Records from a data collection:
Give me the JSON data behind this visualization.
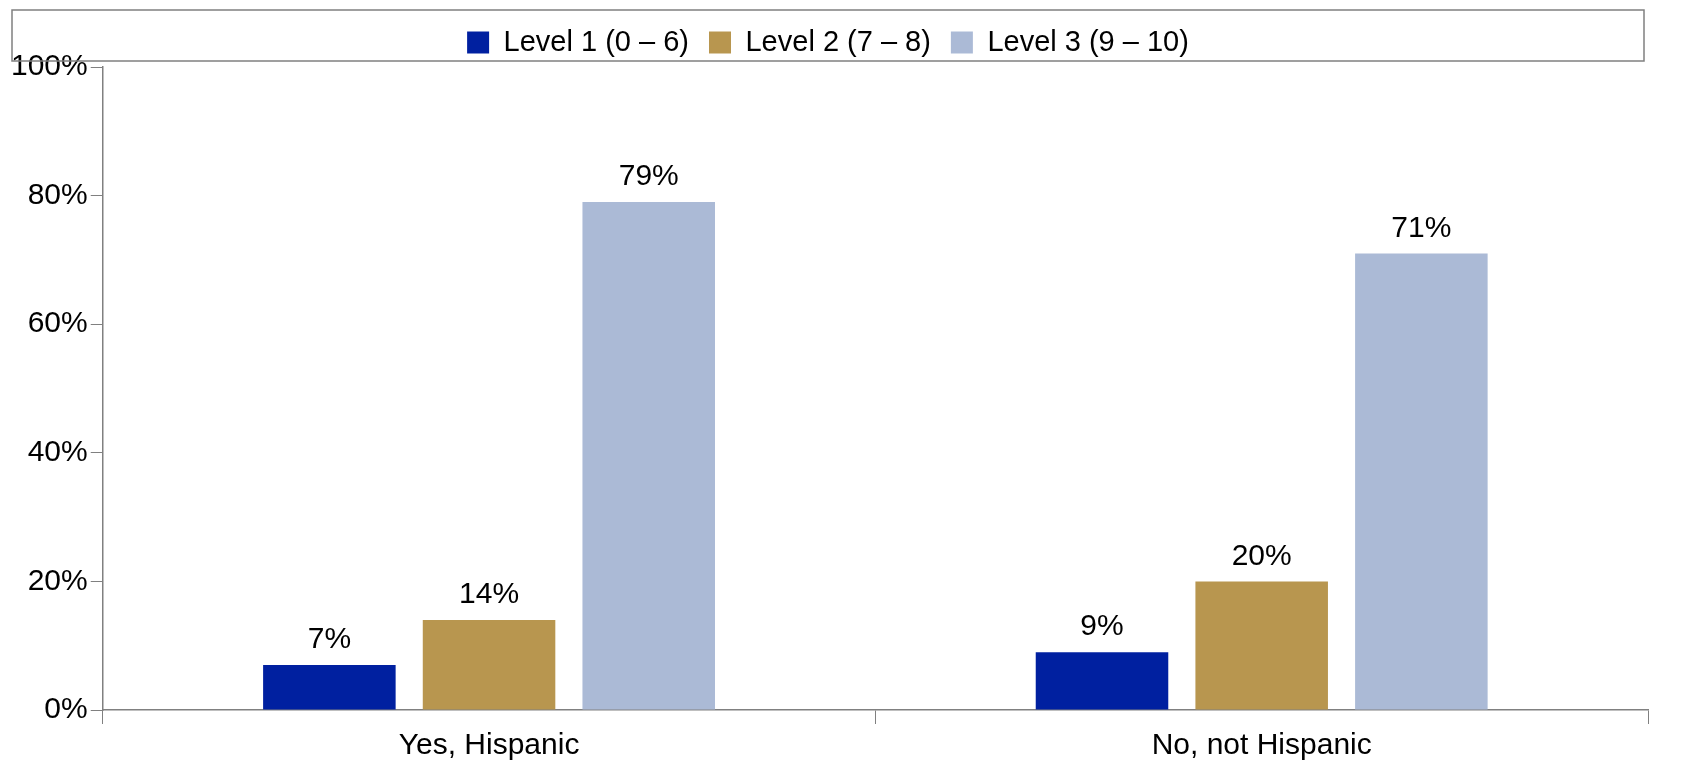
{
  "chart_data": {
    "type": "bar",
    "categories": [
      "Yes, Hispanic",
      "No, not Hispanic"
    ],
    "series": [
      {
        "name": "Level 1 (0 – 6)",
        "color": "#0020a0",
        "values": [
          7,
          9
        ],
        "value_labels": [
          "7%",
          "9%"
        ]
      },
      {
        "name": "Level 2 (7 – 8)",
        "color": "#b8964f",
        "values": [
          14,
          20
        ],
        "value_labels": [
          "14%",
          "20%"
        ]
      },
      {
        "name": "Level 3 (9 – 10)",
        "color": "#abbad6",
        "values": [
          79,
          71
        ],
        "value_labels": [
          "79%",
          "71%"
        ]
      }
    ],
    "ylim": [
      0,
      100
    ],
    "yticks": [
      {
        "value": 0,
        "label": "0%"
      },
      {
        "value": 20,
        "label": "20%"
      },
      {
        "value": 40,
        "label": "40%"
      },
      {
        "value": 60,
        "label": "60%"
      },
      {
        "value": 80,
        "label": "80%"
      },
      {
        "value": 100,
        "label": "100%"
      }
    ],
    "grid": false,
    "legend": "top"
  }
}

...

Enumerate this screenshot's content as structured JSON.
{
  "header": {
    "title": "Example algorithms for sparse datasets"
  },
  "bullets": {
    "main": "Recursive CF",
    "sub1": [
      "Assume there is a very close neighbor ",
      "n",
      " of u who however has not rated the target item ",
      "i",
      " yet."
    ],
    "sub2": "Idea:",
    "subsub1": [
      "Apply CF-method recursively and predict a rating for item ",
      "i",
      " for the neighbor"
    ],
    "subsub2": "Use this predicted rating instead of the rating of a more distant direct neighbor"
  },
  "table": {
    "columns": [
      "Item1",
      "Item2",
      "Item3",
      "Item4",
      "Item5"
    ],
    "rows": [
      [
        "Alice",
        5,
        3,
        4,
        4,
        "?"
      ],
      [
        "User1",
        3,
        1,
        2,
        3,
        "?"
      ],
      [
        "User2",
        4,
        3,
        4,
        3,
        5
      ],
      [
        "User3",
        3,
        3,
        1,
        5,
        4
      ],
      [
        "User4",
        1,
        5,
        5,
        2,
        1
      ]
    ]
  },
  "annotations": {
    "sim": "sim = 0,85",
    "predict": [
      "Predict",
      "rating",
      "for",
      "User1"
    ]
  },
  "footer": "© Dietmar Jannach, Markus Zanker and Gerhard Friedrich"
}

...

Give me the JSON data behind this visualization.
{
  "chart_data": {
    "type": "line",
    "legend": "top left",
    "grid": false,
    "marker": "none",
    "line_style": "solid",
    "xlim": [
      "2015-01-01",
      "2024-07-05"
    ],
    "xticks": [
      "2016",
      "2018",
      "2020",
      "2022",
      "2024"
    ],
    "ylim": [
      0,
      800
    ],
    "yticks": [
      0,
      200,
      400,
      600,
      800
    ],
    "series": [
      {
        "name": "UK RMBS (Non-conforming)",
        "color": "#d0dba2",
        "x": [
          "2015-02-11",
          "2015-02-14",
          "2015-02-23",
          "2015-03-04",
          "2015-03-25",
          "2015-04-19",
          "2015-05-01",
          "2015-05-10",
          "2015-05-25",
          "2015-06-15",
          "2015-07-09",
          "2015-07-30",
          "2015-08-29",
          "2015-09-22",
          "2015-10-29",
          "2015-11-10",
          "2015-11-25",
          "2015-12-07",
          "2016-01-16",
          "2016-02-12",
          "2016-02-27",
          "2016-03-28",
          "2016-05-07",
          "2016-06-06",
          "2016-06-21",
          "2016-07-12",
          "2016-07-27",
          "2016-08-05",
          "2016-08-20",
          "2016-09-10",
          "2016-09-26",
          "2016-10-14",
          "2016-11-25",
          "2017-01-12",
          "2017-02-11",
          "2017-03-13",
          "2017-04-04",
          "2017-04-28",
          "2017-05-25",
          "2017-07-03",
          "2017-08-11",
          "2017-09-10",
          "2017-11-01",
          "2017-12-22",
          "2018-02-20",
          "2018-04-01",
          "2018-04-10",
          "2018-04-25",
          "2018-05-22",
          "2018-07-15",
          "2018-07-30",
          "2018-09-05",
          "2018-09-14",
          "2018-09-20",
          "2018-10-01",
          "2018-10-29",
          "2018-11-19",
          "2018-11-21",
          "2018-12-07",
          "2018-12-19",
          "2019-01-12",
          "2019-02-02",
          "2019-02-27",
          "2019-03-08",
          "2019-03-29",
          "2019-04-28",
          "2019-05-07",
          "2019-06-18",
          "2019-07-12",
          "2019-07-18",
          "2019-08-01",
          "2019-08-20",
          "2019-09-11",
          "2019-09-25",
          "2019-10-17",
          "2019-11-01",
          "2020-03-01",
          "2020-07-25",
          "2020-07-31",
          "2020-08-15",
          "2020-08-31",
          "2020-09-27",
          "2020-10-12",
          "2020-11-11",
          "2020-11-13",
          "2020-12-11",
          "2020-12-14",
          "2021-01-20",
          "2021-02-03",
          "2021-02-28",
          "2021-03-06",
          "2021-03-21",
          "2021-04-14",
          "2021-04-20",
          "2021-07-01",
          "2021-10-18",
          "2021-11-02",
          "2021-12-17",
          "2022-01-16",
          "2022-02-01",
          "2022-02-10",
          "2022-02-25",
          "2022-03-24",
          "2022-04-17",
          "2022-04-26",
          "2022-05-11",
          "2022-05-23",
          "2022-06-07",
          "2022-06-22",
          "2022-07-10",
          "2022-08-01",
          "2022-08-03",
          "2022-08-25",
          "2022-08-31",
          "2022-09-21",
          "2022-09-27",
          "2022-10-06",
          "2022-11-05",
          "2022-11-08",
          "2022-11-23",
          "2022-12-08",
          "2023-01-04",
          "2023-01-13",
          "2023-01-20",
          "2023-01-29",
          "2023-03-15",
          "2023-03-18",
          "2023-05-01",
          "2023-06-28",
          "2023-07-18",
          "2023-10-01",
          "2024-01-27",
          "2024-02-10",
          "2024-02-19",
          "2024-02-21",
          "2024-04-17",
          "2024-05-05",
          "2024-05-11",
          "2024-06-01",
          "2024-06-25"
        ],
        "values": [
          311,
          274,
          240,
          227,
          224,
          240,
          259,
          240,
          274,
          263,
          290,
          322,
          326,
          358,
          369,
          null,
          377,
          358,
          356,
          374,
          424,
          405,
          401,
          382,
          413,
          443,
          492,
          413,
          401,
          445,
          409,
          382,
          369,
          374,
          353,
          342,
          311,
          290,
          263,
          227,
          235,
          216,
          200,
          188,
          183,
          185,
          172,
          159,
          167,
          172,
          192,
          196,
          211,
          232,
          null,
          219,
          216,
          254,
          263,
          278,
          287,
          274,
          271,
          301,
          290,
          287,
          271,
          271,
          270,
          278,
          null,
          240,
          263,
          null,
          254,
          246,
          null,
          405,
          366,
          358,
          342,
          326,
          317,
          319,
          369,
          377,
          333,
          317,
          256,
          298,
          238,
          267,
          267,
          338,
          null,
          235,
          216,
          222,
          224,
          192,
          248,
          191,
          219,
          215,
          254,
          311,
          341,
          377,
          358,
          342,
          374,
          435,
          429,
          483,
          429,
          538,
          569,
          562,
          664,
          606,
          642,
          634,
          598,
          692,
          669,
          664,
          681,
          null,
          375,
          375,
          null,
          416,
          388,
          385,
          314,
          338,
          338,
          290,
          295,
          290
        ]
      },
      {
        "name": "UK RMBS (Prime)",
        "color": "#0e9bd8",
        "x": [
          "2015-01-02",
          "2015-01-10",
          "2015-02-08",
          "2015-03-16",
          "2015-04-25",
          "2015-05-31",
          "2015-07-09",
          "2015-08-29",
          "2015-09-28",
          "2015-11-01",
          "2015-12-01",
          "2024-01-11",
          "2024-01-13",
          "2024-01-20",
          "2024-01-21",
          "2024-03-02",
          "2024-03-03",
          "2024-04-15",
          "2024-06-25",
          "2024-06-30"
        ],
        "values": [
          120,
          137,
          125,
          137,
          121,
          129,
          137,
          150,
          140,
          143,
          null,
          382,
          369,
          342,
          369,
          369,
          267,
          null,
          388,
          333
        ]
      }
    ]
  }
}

● SHORT TASK:
Look for lines containing the string "this" and copy them all.

● TASK OUTPUT:
Give me the JSON data behind this visualization.
Enumerate this screenshot's content as structured JSON.
    "subsub2": "Use this predicted rating instead of the rating of a more distant direct neighbor"
Give me the JSON data behind this visualization.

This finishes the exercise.